Data to use -
-- begin --

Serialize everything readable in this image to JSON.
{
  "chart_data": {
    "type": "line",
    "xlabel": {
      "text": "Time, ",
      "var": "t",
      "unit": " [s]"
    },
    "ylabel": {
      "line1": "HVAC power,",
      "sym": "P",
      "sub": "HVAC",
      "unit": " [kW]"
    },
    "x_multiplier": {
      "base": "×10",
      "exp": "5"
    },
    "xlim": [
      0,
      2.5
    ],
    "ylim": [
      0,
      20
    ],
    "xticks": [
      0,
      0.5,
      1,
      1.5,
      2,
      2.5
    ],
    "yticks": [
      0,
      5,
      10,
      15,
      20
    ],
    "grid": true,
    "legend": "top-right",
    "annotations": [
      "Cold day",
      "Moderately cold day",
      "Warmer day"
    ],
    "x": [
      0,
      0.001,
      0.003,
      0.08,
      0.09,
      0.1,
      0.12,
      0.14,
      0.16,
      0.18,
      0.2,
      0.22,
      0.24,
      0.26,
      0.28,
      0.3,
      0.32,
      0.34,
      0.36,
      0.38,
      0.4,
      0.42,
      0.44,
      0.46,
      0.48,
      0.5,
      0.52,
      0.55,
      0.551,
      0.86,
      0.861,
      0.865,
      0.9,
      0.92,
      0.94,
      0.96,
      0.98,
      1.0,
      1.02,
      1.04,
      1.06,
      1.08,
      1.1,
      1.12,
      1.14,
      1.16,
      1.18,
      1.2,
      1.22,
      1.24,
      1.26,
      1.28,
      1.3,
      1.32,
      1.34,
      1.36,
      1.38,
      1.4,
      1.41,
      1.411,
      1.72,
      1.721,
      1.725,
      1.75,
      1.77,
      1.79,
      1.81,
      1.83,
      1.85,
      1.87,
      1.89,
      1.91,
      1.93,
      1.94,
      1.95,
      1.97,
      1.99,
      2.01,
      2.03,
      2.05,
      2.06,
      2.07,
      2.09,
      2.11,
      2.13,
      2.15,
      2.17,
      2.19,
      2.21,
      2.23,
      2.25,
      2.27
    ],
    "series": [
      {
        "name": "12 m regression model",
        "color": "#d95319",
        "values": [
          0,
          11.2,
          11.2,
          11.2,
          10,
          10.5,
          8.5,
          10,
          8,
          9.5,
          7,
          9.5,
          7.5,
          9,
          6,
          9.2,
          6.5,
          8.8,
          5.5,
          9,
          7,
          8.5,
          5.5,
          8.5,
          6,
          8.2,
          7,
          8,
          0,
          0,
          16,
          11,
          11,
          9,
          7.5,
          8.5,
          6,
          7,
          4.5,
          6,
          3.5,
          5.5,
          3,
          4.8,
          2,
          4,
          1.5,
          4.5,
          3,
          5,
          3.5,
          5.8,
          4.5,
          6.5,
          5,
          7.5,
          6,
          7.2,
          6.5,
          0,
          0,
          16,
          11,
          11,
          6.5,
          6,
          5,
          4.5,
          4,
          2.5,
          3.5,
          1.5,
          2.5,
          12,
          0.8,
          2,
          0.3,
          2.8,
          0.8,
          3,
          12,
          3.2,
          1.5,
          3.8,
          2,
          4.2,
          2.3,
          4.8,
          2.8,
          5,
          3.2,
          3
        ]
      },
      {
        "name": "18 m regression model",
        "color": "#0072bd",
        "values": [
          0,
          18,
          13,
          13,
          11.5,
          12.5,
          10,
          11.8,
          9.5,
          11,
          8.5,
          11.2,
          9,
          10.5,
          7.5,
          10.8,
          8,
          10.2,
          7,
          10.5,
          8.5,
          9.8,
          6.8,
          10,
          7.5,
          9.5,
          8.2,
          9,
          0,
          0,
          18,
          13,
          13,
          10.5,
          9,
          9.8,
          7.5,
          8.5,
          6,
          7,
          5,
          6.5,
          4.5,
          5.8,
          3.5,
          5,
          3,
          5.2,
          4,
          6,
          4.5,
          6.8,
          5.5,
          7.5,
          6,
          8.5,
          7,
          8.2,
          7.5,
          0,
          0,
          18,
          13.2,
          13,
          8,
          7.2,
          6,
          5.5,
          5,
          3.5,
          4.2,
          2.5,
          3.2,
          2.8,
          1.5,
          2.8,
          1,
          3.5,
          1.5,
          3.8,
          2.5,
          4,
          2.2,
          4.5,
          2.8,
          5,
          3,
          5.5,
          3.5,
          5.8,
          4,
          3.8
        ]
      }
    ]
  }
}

-- end --

Stated exercise - Restate the whole listing exactly, leaving out nothing.

Solution below -
Serialize everything readable in this image to JSON.
{
  "chart_data": {
    "type": "line",
    "xlabel": {
      "text": "Time, ",
      "var": "t",
      "unit": " [s]"
    },
    "ylabel": {
      "line1": "HVAC power,",
      "sym": "P",
      "sub": "HVAC",
      "unit": " [kW]"
    },
    "x_multiplier": {
      "base": "×10",
      "exp": "5"
    },
    "xlim": [
      0,
      2.5
    ],
    "ylim": [
      0,
      20
    ],
    "xticks": [
      0,
      0.5,
      1,
      1.5,
      2,
      2.5
    ],
    "yticks": [
      0,
      5,
      10,
      15,
      20
    ],
    "grid": true,
    "legend": "top-right",
    "annotations": [
      "Cold day",
      "Moderately cold day",
      "Warmer day"
    ],
    "x": [
      0,
      0.001,
      0.003,
      0.08,
      0.09,
      0.1,
      0.12,
      0.14,
      0.16,
      0.18,
      0.2,
      0.22,
      0.24,
      0.26,
      0.28,
      0.3,
      0.32,
      0.34,
      0.36,
      0.38,
      0.4,
      0.42,
      0.44,
      0.46,
      0.48,
      0.5,
      0.52,
      0.55,
      0.551,
      0.86,
      0.861,
      0.865,
      0.9,
      0.92,
      0.94,
      0.96,
      0.98,
      1.0,
      1.02,
      1.04,
      1.06,
      1.08,
      1.1,
      1.12,
      1.14,
      1.16,
      1.18,
      1.2,
      1.22,
      1.24,
      1.26,
      1.28,
      1.3,
      1.32,
      1.34,
      1.36,
      1.38,
      1.4,
      1.41,
      1.411,
      1.72,
      1.721,
      1.725,
      1.75,
      1.77,
      1.79,
      1.81,
      1.83,
      1.85,
      1.87,
      1.89,
      1.91,
      1.93,
      1.94,
      1.95,
      1.97,
      1.99,
      2.01,
      2.03,
      2.05,
      2.06,
      2.07,
      2.09,
      2.11,
      2.13,
      2.15,
      2.17,
      2.19,
      2.21,
      2.23,
      2.25,
      2.27
    ],
    "series": [
      {
        "name": "12 m regression model",
        "color": "#d95319",
        "values": [
          0,
          11.2,
          11.2,
          11.2,
          10,
          10.5,
          8.5,
          10,
          8,
          9.5,
          7,
          9.5,
          7.5,
          9,
          6,
          9.2,
          6.5,
          8.8,
          5.5,
          9,
          7,
          8.5,
          5.5,
          8.5,
          6,
          8.2,
          7,
          8,
          0,
          0,
          16,
          11,
          11,
          9,
          7.5,
          8.5,
          6,
          7,
          4.5,
          6,
          3.5,
          5.5,
          3,
          4.8,
          2,
          4,
          1.5,
          4.5,
          3,
          5,
          3.5,
          5.8,
          4.5,
          6.5,
          5,
          7.5,
          6,
          7.2,
          6.5,
          0,
          0,
          16,
          11,
          11,
          6.5,
          6,
          5,
          4.5,
          4,
          2.5,
          3.5,
          1.5,
          2.5,
          12,
          0.8,
          2,
          0.3,
          2.8,
          0.8,
          3,
          12,
          3.2,
          1.5,
          3.8,
          2,
          4.2,
          2.3,
          4.8,
          2.8,
          5,
          3.2,
          3
        ]
      },
      {
        "name": "18 m regression model",
        "color": "#0072bd",
        "values": [
          0,
          18,
          13,
          13,
          11.5,
          12.5,
          10,
          11.8,
          9.5,
          11,
          8.5,
          11.2,
          9,
          10.5,
          7.5,
          10.8,
          8,
          10.2,
          7,
          10.5,
          8.5,
          9.8,
          6.8,
          10,
          7.5,
          9.5,
          8.2,
          9,
          0,
          0,
          18,
          13,
          13,
          10.5,
          9,
          9.8,
          7.5,
          8.5,
          6,
          7,
          5,
          6.5,
          4.5,
          5.8,
          3.5,
          5,
          3,
          5.2,
          4,
          6,
          4.5,
          6.8,
          5.5,
          7.5,
          6,
          8.5,
          7,
          8.2,
          7.5,
          0,
          0,
          18,
          13.2,
          13,
          8,
          7.2,
          6,
          5.5,
          5,
          3.5,
          4.2,
          2.5,
          3.2,
          2.8,
          1.5,
          2.8,
          1,
          3.5,
          1.5,
          3.8,
          2.5,
          4,
          2.2,
          4.5,
          2.8,
          5,
          3,
          5.5,
          3.5,
          5.8,
          4,
          3.8
        ]
      }
    ]
  }
}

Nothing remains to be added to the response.